Output the records exactly as they appear, with no pictures included.
## Start
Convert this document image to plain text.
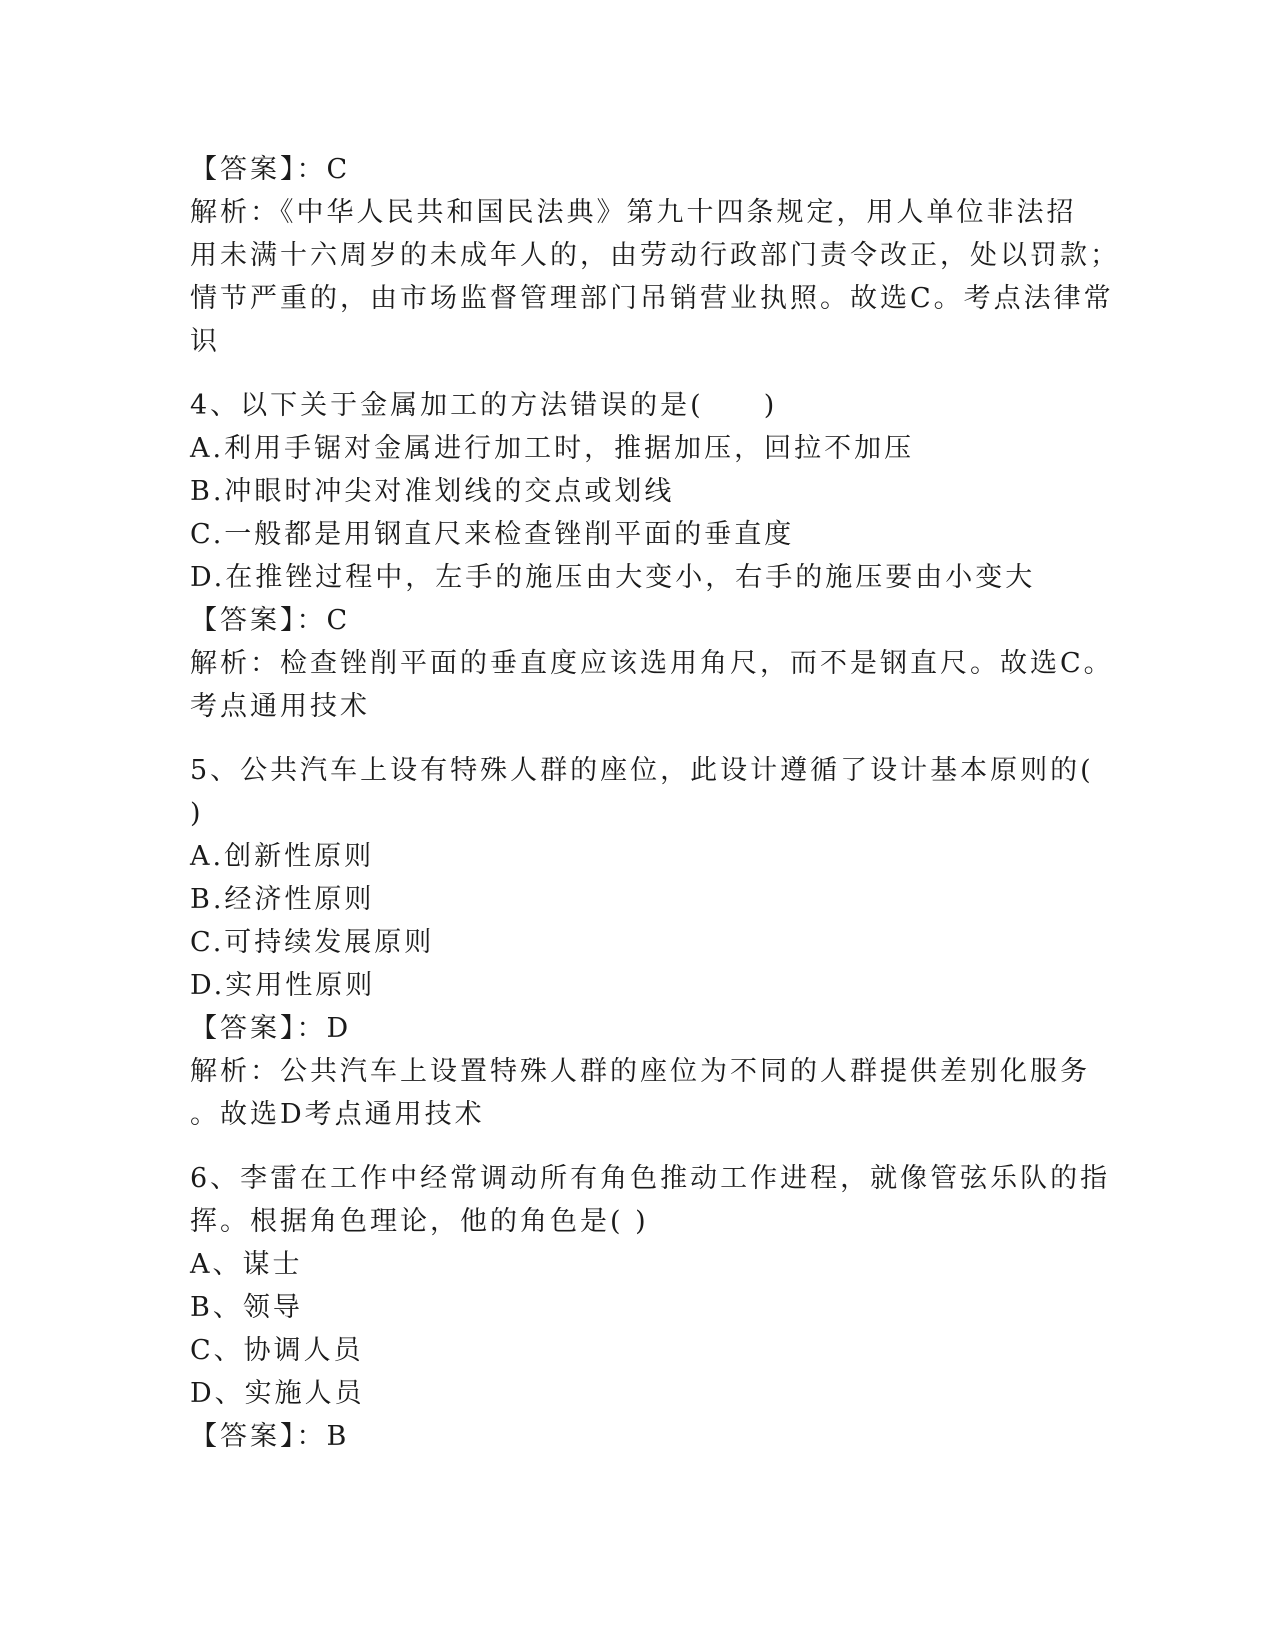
【答案】：C
解析：《中华人民共和国民法典》第九十四条规定，用人单位非法招
用未满十六周岁的未成年人的，由劳动行政部门责令改正，处以罚款；
情节严重的，由市场监督管理部门吊销营业执照。故选C。考点法律常
识
4、以下关于金属加工的方法错误的是(　　)
A.利用手锯对金属进行加工时，推据加压，回拉不加压
B.冲眼时冲尖对准划线的交点或划线
C.一般都是用钢直尺来检查锉削平面的垂直度
D.在推锉过程中，左手的施压由大变小，右手的施压要由小变大
【答案】：C
解析：检查锉削平面的垂直度应该选用角尺，而不是钢直尺。故选C。
考点通用技术
5、公共汽车上设有特殊人群的座位，此设计遵循了设计基本原则的(
)
A.创新性原则
B.经济性原则
C.可持续发展原则
D.实用性原则
【答案】：D
解析：公共汽车上设置特殊人群的座位为不同的人群提供差别化服务
。故选D考点通用技术
6、李雷在工作中经常调动所有角色推动工作进程，就像管弦乐队的指
挥。根据角色理论，他的角色是( )
A、谋士
B、领导
C、协调人员
D、实施人员
【答案】：B
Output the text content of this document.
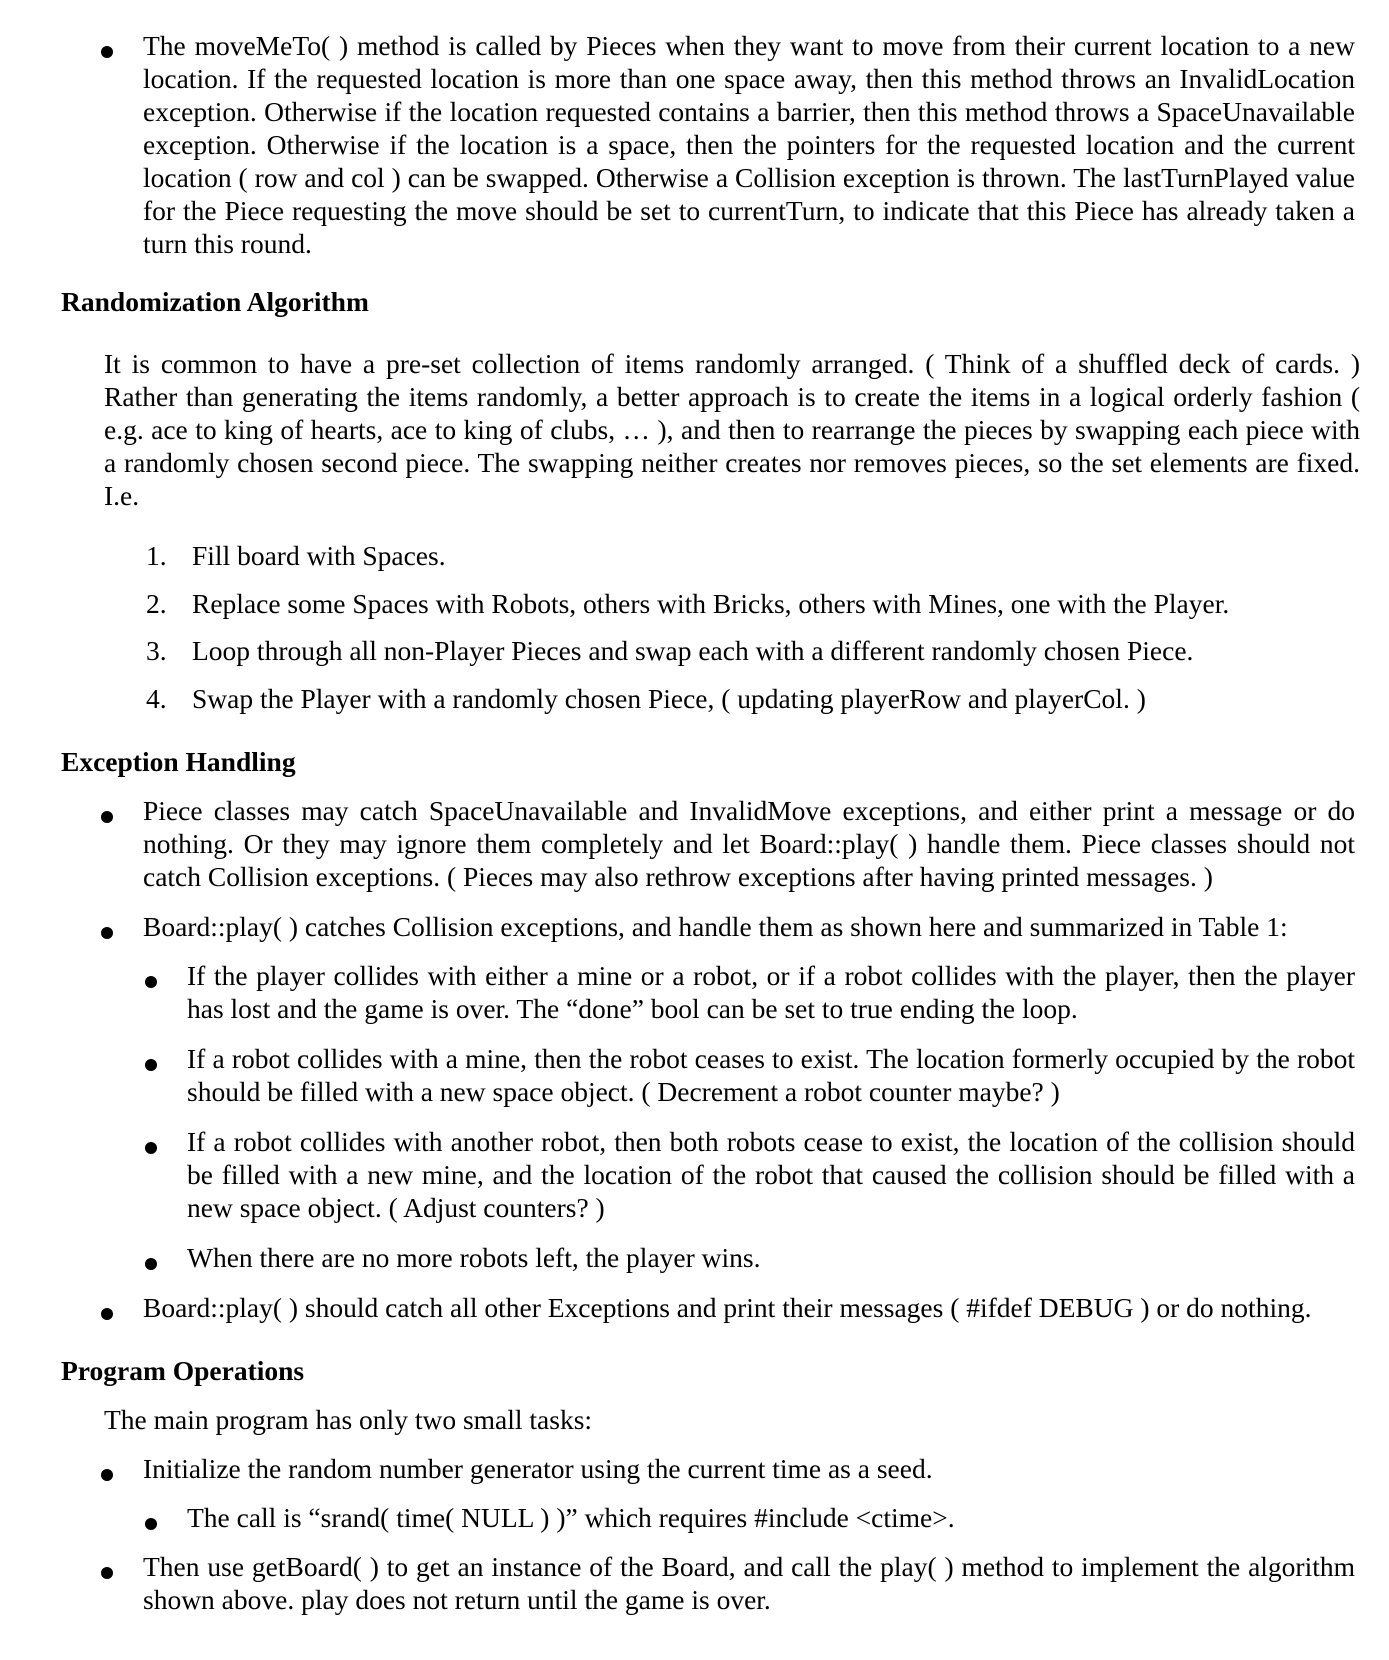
The moveMeTo( ) method is called by Pieces when they want to move from their current location to a new location. If the requested location is more than one space away, then this method throws an InvalidLocation exception. Otherwise if the location requested contains a barrier, then this method throws a SpaceUnavailable exception. Otherwise if the location is a space, then the pointers for the requested location and the current location ( row and col ) can be swapped. Otherwise a Collision exception is thrown. The lastTurnPlayed value for the Piece requesting the move should be set to currentTurn, to indicate that this Piece has already taken a turn this round.
Randomization Algorithm
It is common to have a pre-set collection of items randomly arranged. ( Think of a shuffled deck of cards. ) Rather than generating the items randomly, a better approach is to create the items in a logical orderly fashion ( e.g. ace to king of hearts, ace to king of clubs, … ), and then to rearrange the pieces by swapping each piece with a randomly chosen second piece. The swapping neither creates nor removes pieces, so the set elements are fixed. I.e.
1. Fill board with Spaces.
2. Replace some Spaces with Robots, others with Bricks, others with Mines, one with the Player.
3. Loop through all non-Player Pieces and swap each with a different randomly chosen Piece.
4. Swap the Player with a randomly chosen Piece, ( updating playerRow and playerCol. )
Exception Handling
Piece classes may catch SpaceUnavailable and InvalidMove exceptions, and either print a message or do nothing. Or they may ignore them completely and let Board::play( ) handle them. Piece classes should not catch Collision exceptions. ( Pieces may also rethrow exceptions after having printed messages. )
Board::play( ) catches Collision exceptions, and handle them as shown here and summarized in Table 1:
If the player collides with either a mine or a robot, or if a robot collides with the player, then the player has lost and the game is over. The “done” bool can be set to true ending the loop.
If a robot collides with a mine, then the robot ceases to exist. The location formerly occupied by the robot should be filled with a new space object. ( Decrement a robot counter maybe? )
If a robot collides with another robot, then both robots cease to exist, the location of the collision should be filled with a new mine, and the location of the robot that caused the collision should be filled with a new space object. ( Adjust counters? )
When there are no more robots left, the player wins.
Board::play( ) should catch all other Exceptions and print their messages ( #ifdef DEBUG ) or do nothing.
Program Operations
The main program has only two small tasks:
Initialize the random number generator using the current time as a seed.
The call is “srand( time( NULL ) )” which requires #include <ctime>.
Then use getBoard( ) to get an instance of the Board, and call the play( ) method to implement the algorithm shown above. play does not return until the game is over.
## End
• FULL ANSWER:
Convert this document image to plain text.
【答案】：C
解析：《中华人民共和国民法典》第九十四条规定，用人单位非法招
用未满十六周岁的未成年人的，由劳动行政部门责令改正，处以罚款；
情节严重的，由市场监督管理部门吊销营业执照。故选C。考点法律常
识
4、以下关于金属加工的方法错误的是(　　)
A.利用手锯对金属进行加工时，推据加压，回拉不加压
B.冲眼时冲尖对准划线的交点或划线
C.一般都是用钢直尺来检查锉削平面的垂直度
D.在推锉过程中，左手的施压由大变小，右手的施压要由小变大
【答案】：C
解析：检查锉削平面的垂直度应该选用角尺，而不是钢直尺。故选C。
考点通用技术
5、公共汽车上设有特殊人群的座位，此设计遵循了设计基本原则的(
)
A.创新性原则
B.经济性原则
C.可持续发展原则
D.实用性原则
【答案】：D
解析：公共汽车上设置特殊人群的座位为不同的人群提供差别化服务
。故选D考点通用技术
6、李雷在工作中经常调动所有角色推动工作进程，就像管弦乐队的指
挥。根据角色理论，他的角色是( )
A、谋士
B、领导
C、协调人员
D、实施人员
【答案】：B
Output the text content of this document.
The moveMeTo( ) method is called by Pieces when they want to move from their current location to a new location. If the requested location is more than one space away, then this method throws an InvalidLocation exception. Otherwise if the location requested contains a barrier, then this method throws a SpaceUnavailable exception. Otherwise if the location is a space, then the pointers for the requested location and the current location ( row and col ) can be swapped. Otherwise a Collision exception is thrown. The lastTurnPlayed value for the Piece requesting the move should be set to currentTurn, to indicate that this Piece has already taken a turn this round.
Randomization Algorithm
It is common to have a pre-set collection of items randomly arranged. ( Think of a shuffled deck of cards. ) Rather than generating the items randomly, a better approach is to create the items in a logical orderly fashion ( e.g. ace to king of hearts, ace to king of clubs, … ), and then to rearrange the pieces by swapping each piece with a randomly chosen second piece. The swapping neither creates nor removes pieces, so the set elements are fixed. I.e.
1. Fill board with Spaces.
2. Replace some Spaces with Robots, others with Bricks, others with Mines, one with the Player.
3. Loop through all non-Player Pieces and swap each with a different randomly chosen Piece.
4. Swap the Player with a randomly chosen Piece, ( updating playerRow and playerCol. )
Exception Handling
Piece classes may catch SpaceUnavailable and InvalidMove exceptions, and either print a message or do nothing. Or they may ignore them completely and let Board::play( ) handle them. Piece classes should not catch Collision exceptions. ( Pieces may also rethrow exceptions after having printed messages. )
Board::play( ) catches Collision exceptions, and handle them as shown here and summarized in Table 1:
If the player collides with either a mine or a robot, or if a robot collides with the player, then the player has lost and the game is over. The “done” bool can be set to true ending the loop.
If a robot collides with a mine, then the robot ceases to exist. The location formerly occupied by the robot should be filled with a new space object. ( Decrement a robot counter maybe? )
If a robot collides with another robot, then both robots cease to exist, the location of the collision should be filled with a new mine, and the location of the robot that caused the collision should be filled with a new space object. ( Adjust counters? )
When there are no more robots left, the player wins.
Board::play( ) should catch all other Exceptions and print their messages ( #ifdef DEBUG ) or do nothing.
Program Operations
The main program has only two small tasks:
Initialize the random number generator using the current time as a seed.
The call is “srand( time( NULL ) )” which requires #include <ctime>.
Then use getBoard( ) to get an instance of the Board, and call the play( ) method to implement the algorithm shown above. play does not return until the game is over.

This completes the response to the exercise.